### GIVEN EXERCISE
Pictures appear in the records below; write out everything else exactly.

### Data entries
-=-=-=-=-

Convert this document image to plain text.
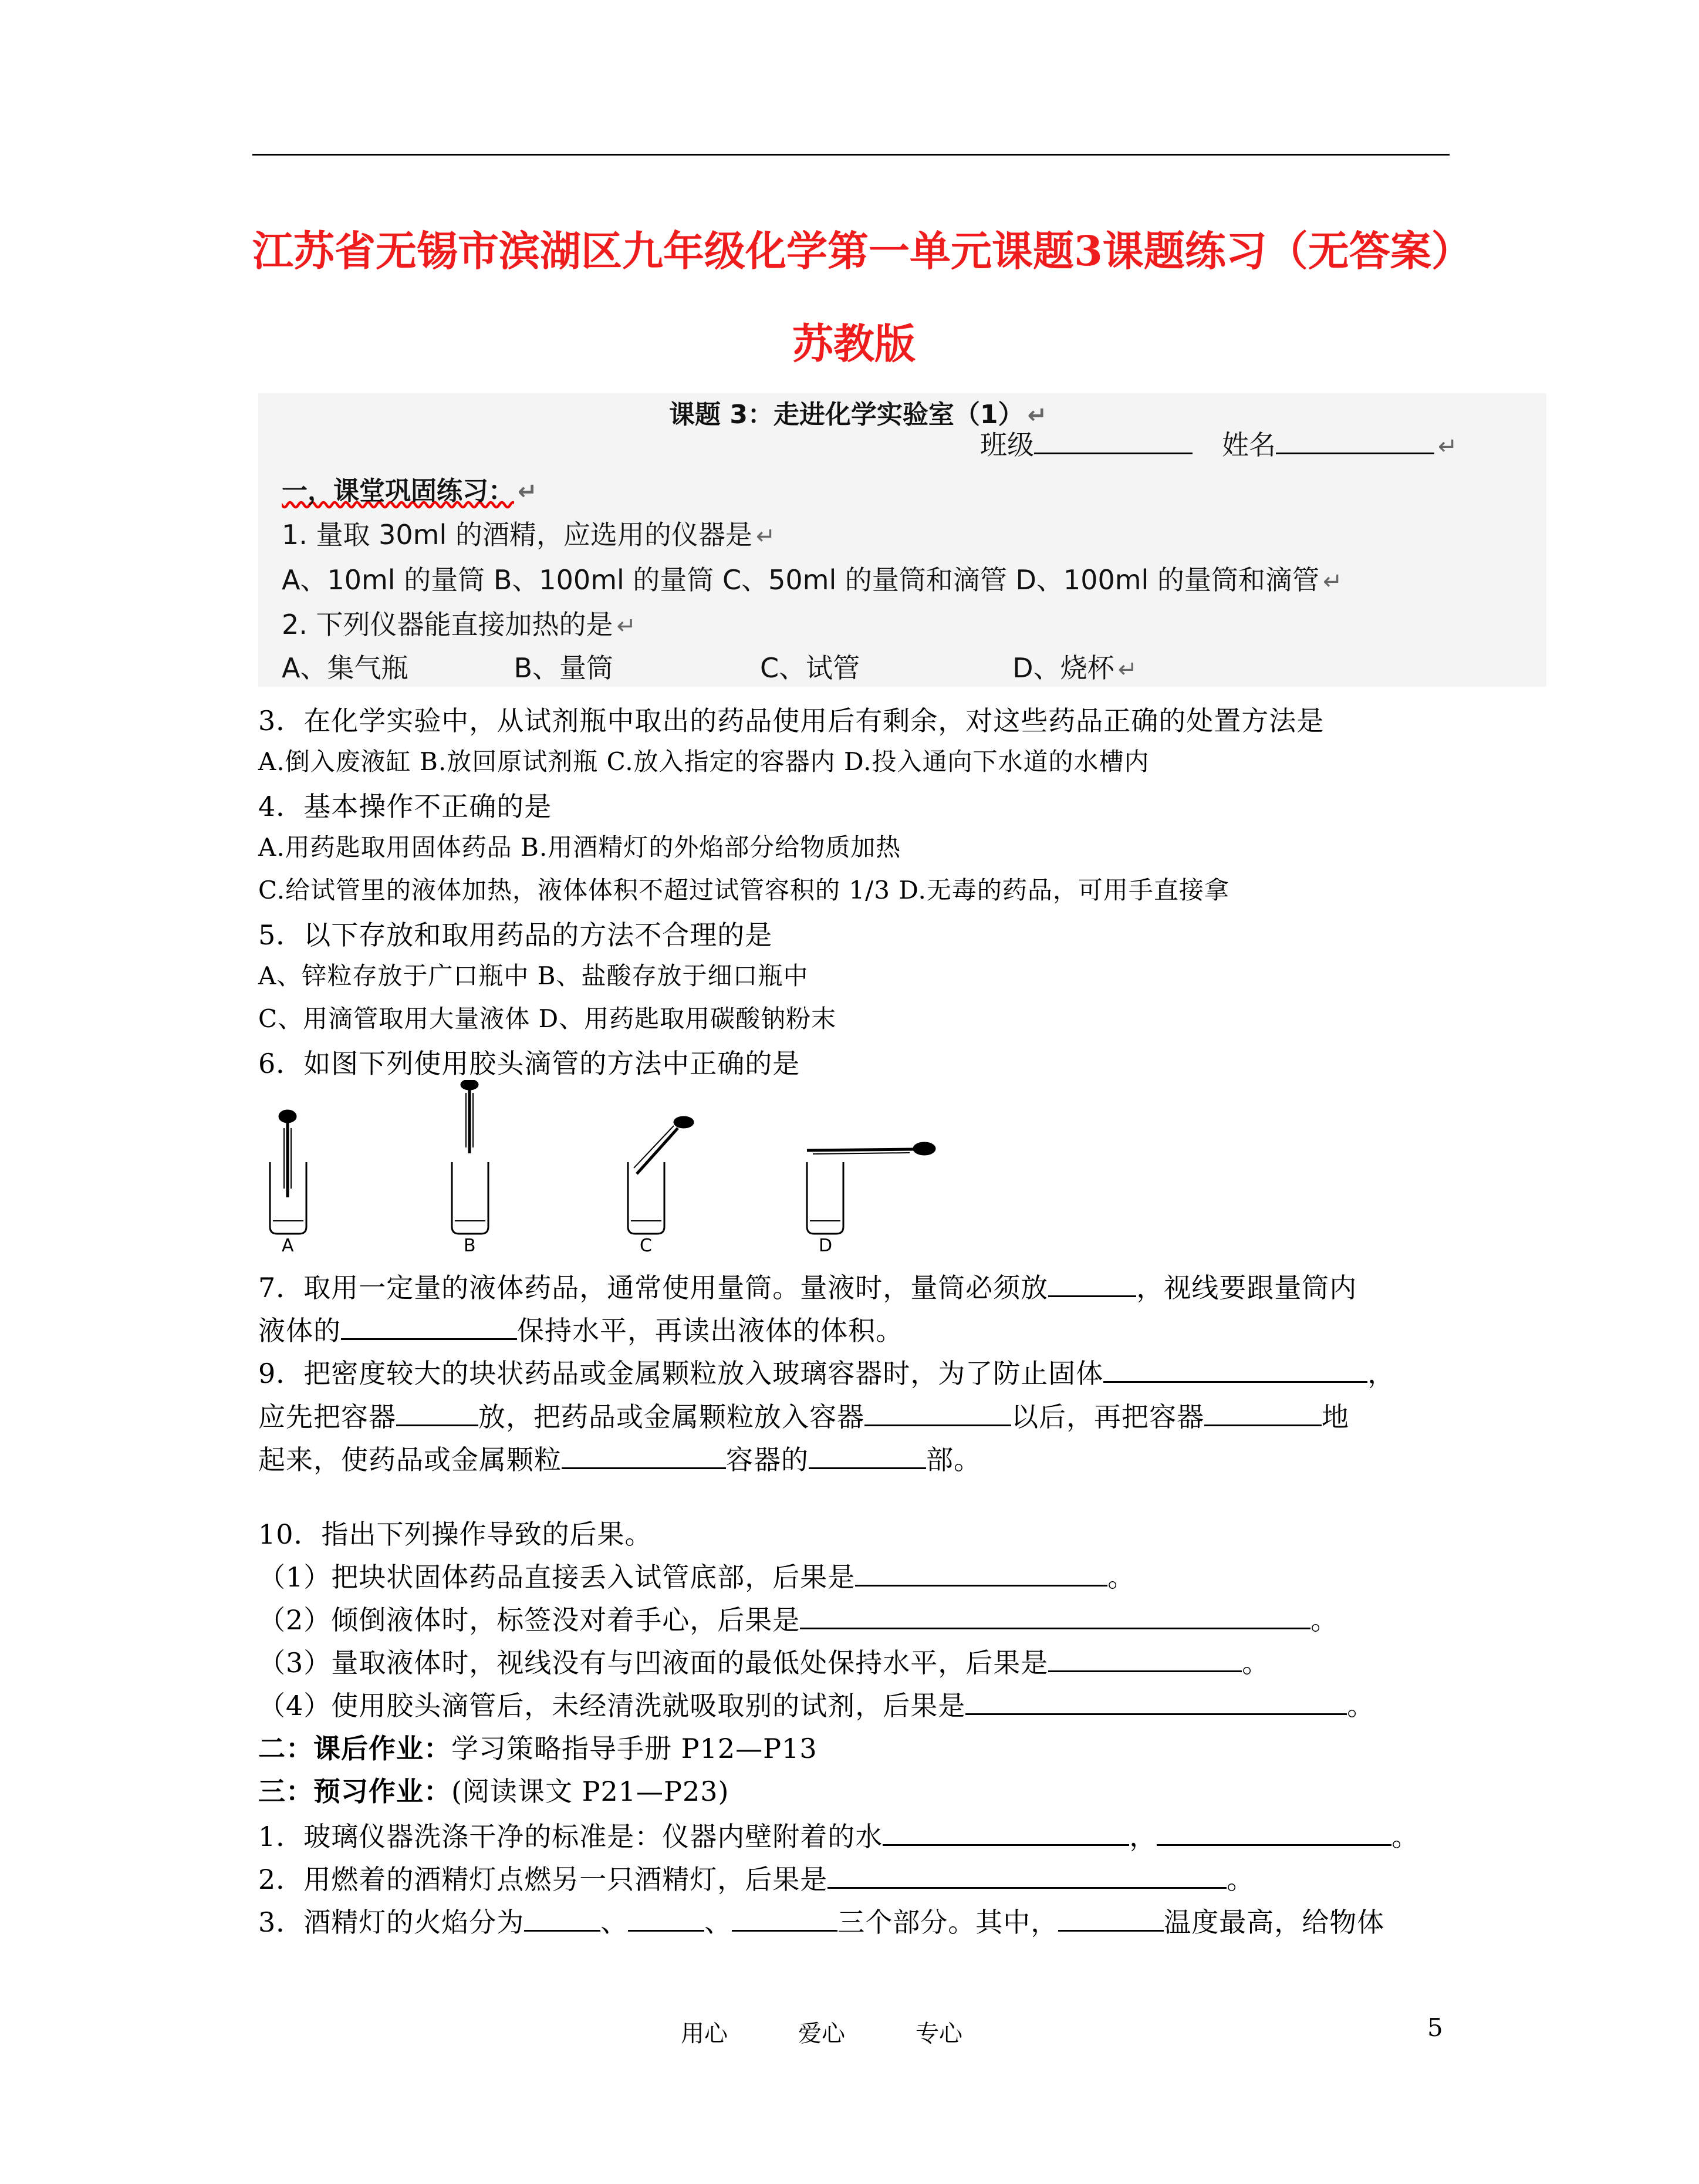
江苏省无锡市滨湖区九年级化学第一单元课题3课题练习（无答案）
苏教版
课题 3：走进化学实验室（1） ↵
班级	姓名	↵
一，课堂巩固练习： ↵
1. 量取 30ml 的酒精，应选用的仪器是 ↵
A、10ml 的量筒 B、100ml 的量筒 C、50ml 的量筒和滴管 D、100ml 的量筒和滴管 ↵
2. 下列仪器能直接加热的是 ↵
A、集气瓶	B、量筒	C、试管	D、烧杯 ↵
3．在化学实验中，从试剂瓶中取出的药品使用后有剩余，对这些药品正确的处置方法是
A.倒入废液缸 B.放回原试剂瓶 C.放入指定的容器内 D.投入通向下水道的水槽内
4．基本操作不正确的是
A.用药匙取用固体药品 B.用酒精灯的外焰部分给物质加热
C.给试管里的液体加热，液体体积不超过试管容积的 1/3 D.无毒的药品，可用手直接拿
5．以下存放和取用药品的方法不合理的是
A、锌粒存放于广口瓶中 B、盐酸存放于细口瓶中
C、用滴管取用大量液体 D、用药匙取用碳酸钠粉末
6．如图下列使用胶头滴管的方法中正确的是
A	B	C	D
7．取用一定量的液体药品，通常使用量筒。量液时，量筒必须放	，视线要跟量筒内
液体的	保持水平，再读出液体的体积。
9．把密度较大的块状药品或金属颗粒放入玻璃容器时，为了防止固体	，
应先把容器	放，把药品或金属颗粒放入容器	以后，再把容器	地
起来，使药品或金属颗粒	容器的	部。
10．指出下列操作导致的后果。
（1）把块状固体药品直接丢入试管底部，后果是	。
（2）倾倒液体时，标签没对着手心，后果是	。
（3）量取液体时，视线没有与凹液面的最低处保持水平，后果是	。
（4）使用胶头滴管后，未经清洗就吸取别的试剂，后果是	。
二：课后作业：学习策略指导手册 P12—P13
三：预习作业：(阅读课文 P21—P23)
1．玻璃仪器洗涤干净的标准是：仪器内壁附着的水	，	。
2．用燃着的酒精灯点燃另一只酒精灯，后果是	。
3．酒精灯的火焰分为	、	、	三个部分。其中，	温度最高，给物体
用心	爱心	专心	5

-=-=-=-=-

### FINISHED ANSWER
Convert this document image to plain text.
江苏省无锡市滨湖区九年级化学第一单元课题3课题练习（无答案）
苏教版
课题 3：走进化学实验室（1） ↵
班级	姓名	↵
一，课堂巩固练习： ↵
1. 量取 30ml 的酒精，应选用的仪器是 ↵
A、10ml 的量筒 B、100ml 的量筒 C、50ml 的量筒和滴管 D、100ml 的量筒和滴管 ↵
2. 下列仪器能直接加热的是 ↵
A、集气瓶	B、量筒	C、试管	D、烧杯 ↵
3．在化学实验中，从试剂瓶中取出的药品使用后有剩余，对这些药品正确的处置方法是
A.倒入废液缸 B.放回原试剂瓶 C.放入指定的容器内 D.投入通向下水道的水槽内
4．基本操作不正确的是
A.用药匙取用固体药品 B.用酒精灯的外焰部分给物质加热
C.给试管里的液体加热，液体体积不超过试管容积的 1/3 D.无毒的药品，可用手直接拿
5．以下存放和取用药品的方法不合理的是
A、锌粒存放于广口瓶中 B、盐酸存放于细口瓶中
C、用滴管取用大量液体 D、用药匙取用碳酸钠粉末
6．如图下列使用胶头滴管的方法中正确的是
A	B	C	D
7．取用一定量的液体药品，通常使用量筒。量液时，量筒必须放	，视线要跟量筒内
液体的	保持水平，再读出液体的体积。
9．把密度较大的块状药品或金属颗粒放入玻璃容器时，为了防止固体	，
应先把容器	放，把药品或金属颗粒放入容器	以后，再把容器	地
起来，使药品或金属颗粒	容器的	部。
10．指出下列操作导致的后果。
（1）把块状固体药品直接丢入试管底部，后果是	。
（2）倾倒液体时，标签没对着手心，后果是	。
（3）量取液体时，视线没有与凹液面的最低处保持水平，后果是	。
（4）使用胶头滴管后，未经清洗就吸取别的试剂，后果是	。
二：课后作业：学习策略指导手册 P12—P13
三：预习作业：(阅读课文 P21—P23)
1．玻璃仪器洗涤干净的标准是：仪器内壁附着的水	，	。
2．用燃着的酒精灯点燃另一只酒精灯，后果是	。
3．酒精灯的火焰分为	、	、	三个部分。其中，	温度最高，给物体
用心	爱心	专心	5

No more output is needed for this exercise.